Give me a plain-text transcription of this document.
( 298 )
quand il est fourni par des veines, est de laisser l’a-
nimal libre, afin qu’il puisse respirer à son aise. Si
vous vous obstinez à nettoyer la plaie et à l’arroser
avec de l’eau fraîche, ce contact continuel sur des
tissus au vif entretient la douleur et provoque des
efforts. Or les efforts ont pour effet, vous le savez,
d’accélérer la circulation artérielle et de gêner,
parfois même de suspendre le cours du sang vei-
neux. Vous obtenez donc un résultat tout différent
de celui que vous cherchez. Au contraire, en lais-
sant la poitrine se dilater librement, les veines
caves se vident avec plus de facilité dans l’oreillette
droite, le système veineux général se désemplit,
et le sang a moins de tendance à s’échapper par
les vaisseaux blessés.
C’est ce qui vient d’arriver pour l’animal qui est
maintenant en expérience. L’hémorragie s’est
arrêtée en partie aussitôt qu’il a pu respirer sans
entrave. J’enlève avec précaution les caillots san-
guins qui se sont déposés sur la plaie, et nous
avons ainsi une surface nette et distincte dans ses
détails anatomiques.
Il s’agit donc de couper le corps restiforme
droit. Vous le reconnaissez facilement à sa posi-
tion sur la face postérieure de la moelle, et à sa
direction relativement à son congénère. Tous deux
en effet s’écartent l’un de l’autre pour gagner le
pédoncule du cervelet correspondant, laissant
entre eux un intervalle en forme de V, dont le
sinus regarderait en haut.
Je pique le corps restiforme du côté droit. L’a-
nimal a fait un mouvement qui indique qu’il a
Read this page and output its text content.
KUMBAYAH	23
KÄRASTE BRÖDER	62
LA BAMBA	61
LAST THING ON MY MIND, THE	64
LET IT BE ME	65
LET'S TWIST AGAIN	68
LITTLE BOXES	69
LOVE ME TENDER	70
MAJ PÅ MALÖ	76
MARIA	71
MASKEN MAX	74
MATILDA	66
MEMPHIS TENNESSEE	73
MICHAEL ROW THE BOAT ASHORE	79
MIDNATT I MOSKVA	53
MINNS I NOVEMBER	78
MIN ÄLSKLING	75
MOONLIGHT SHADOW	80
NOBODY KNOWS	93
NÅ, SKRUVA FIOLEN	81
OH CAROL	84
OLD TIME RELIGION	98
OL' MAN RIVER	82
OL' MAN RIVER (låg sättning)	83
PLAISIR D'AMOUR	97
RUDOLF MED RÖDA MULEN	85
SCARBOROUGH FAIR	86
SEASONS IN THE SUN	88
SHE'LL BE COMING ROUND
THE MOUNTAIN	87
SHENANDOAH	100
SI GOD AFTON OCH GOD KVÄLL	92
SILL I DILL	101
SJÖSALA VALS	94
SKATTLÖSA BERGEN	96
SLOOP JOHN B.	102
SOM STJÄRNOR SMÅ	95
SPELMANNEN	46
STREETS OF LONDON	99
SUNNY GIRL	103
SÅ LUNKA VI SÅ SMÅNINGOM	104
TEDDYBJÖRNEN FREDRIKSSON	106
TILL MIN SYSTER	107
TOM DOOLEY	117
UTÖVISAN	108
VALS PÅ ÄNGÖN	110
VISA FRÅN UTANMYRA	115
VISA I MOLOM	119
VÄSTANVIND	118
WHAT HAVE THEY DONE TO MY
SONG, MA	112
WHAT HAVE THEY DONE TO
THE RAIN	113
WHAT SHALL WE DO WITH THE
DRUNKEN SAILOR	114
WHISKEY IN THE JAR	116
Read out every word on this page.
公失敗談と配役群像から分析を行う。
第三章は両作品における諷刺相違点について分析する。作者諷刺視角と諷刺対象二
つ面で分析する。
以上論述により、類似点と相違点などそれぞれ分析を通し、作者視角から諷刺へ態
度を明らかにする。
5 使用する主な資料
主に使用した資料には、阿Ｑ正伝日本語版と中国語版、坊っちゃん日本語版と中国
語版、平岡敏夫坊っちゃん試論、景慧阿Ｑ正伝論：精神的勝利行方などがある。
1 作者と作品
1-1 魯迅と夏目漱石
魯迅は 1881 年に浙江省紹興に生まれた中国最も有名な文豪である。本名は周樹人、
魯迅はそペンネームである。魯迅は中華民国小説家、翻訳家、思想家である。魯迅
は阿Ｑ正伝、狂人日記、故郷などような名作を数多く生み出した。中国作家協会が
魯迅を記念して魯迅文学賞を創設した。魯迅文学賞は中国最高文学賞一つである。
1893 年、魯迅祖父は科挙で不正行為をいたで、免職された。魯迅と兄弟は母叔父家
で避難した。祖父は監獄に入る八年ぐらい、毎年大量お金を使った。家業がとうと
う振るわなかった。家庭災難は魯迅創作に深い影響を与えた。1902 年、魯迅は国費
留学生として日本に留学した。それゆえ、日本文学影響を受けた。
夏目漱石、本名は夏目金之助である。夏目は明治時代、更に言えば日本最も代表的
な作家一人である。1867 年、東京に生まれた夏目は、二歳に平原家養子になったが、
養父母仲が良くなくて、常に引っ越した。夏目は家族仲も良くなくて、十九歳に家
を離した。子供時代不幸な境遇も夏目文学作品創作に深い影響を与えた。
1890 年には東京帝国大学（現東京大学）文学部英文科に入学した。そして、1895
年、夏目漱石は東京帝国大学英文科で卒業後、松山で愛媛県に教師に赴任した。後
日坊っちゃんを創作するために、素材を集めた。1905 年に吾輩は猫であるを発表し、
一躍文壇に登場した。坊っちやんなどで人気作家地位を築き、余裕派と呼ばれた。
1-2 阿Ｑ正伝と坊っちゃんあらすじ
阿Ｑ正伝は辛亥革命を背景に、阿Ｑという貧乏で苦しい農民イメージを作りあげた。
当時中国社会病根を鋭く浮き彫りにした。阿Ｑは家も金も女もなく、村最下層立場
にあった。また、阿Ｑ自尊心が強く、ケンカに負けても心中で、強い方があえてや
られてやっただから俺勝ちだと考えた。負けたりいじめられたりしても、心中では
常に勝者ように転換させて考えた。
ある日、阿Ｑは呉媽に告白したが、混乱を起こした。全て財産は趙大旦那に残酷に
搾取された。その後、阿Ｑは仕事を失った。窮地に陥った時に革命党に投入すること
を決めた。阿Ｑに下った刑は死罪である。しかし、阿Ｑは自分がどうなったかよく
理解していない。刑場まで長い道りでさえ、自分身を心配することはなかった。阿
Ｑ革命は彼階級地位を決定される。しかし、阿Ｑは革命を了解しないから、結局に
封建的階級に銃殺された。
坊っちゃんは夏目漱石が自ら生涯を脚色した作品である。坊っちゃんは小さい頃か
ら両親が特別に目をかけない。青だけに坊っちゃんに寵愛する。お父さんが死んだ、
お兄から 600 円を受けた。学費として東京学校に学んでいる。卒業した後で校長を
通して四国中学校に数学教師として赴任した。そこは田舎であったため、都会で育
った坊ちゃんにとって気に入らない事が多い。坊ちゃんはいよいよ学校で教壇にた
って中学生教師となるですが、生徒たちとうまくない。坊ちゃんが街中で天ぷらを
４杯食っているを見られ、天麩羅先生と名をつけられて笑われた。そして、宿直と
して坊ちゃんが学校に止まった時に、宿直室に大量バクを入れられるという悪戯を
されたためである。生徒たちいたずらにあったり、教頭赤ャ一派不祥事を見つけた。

* [EXERCISE DIRECTIONS]: Extract every line of the records above that contains the word "DONE".

* [TASK RESULT]:
WHAT HAVE THEY DONE TO MY
WHAT HAVE THEY DONE TO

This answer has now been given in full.